Collected data entries
········
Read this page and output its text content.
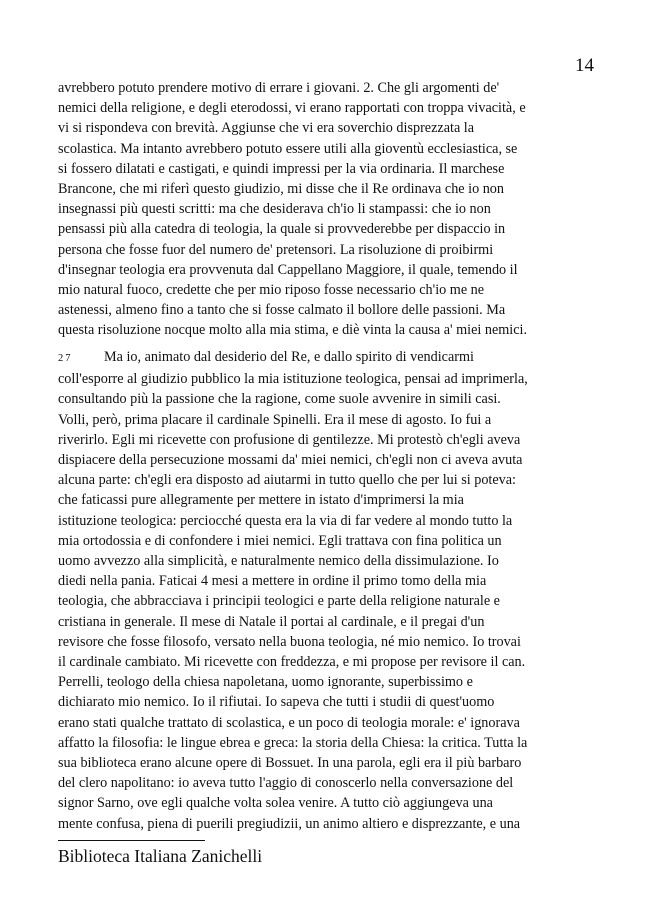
14
avrebbero potuto prendere motivo di errare i giovani. 2. Che gli argomenti de'
nemici della religione, e degli eterodossi, vi erano rapportati con troppa vivacità, e
vi si rispondeva con brevità. Aggiunse che vi era soverchio disprezzata la
scolastica. Ma intanto avrebbero potuto essere utili alla gioventù ecclesiastica, se
si fossero dilatati e castigati, e quindi impressi per la via ordinaria. Il marchese
Brancone, che mi riferì questo giudizio, mi disse che il Re ordinava che io non
insegnassi più questi scritti: ma che desiderava ch'io li stampassi: che io non
pensassi più alla catedra di teologia, la quale si provvederebbe per dispaccio in
persona che fosse fuor del numero de' pretensori. La risoluzione di proibirmi
d'insegnar teologia era provvenuta dal Cappellano Maggiore, il quale, temendo il
mio natural fuoco, credette che per mio riposo fosse necessario ch'io me ne
astenessi, almeno fino a tanto che si fosse calmato il bollore delle passioni. Ma
questa risoluzione nocque molto alla mia stima, e diè vinta la causa a' miei nemici.
27 Ma io, animato dal desiderio del Re, e dallo spirito di vendicarmi
coll'esporre al giudizio pubblico la mia istituzione teologica, pensai ad imprimerla,
consultando più la passione che la ragione, come suole avvenire in simili casi.
Volli, però, prima placare il cardinale Spinelli. Era il mese di agosto. Io fui a
riverirlo. Egli mi ricevette con profusione di gentilezze. Mi protestò ch'egli aveva
dispiacere della persecuzione mossami da' miei nemici, ch'egli non ci aveva avuta
alcuna parte: ch'egli era disposto ad aiutarmi in tutto quello che per lui si poteva:
che faticassi pure allegramente per mettere in istato d'imprimersi la mia
istituzione teologica: perciocché questa era la via di far vedere al mondo tutto la
mia ortodossia e di confondere i miei nemici. Egli trattava con fina politica un
uomo avvezzo alla simplicità, e naturalmente nemico della dissimulazione. Io
diedi nella pania. Faticai 4 mesi a mettere in ordine il primo tomo della mia
teologia, che abbracciava i principii teologici e parte della religione naturale e
cristiana in generale. Il mese di Natale il portai al cardinale, e il pregai d'un
revisore che fosse filosofo, versato nella buona teologia, né mio nemico. Io trovai
il cardinale cambiato. Mi ricevette con freddezza, e mi propose per revisore il can.
Perrelli, teologo della chiesa napoletana, uomo ignorante, superbissimo e
dichiarato mio nemico. Io il rifiutai. Io sapeva che tutti i studii di quest'uomo
erano stati qualche trattato di scolastica, e un poco di teologia morale: e' ignorava
affatto la filosofia: le lingue ebrea e greca: la storia della Chiesa: la critica. Tutta la
sua biblioteca erano alcune opere di Bossuet. In una parola, egli era il più barbaro
del clero napolitano: io aveva tutto l'aggio di conoscerlo nella conversazione del
signor Sarno, ove egli qualche volta solea venire. A tutto ciò aggiungeva una
mente confusa, piena di puerili pregiudizii, un animo altiero e disprezzante, e una
Biblioteca Italiana Zanichelli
········
Stated task :: Copy out each line that contains the word "erano".

Response ::
nemici della religione, e degli eterodossi, vi erano rapportati con troppa vivacità, e
erano stati qualche trattato di scolastica, e un poco di teologia morale: e' ignorava
sua biblioteca erano alcune opere di Bossuet. In una parola, egli era il più barbaro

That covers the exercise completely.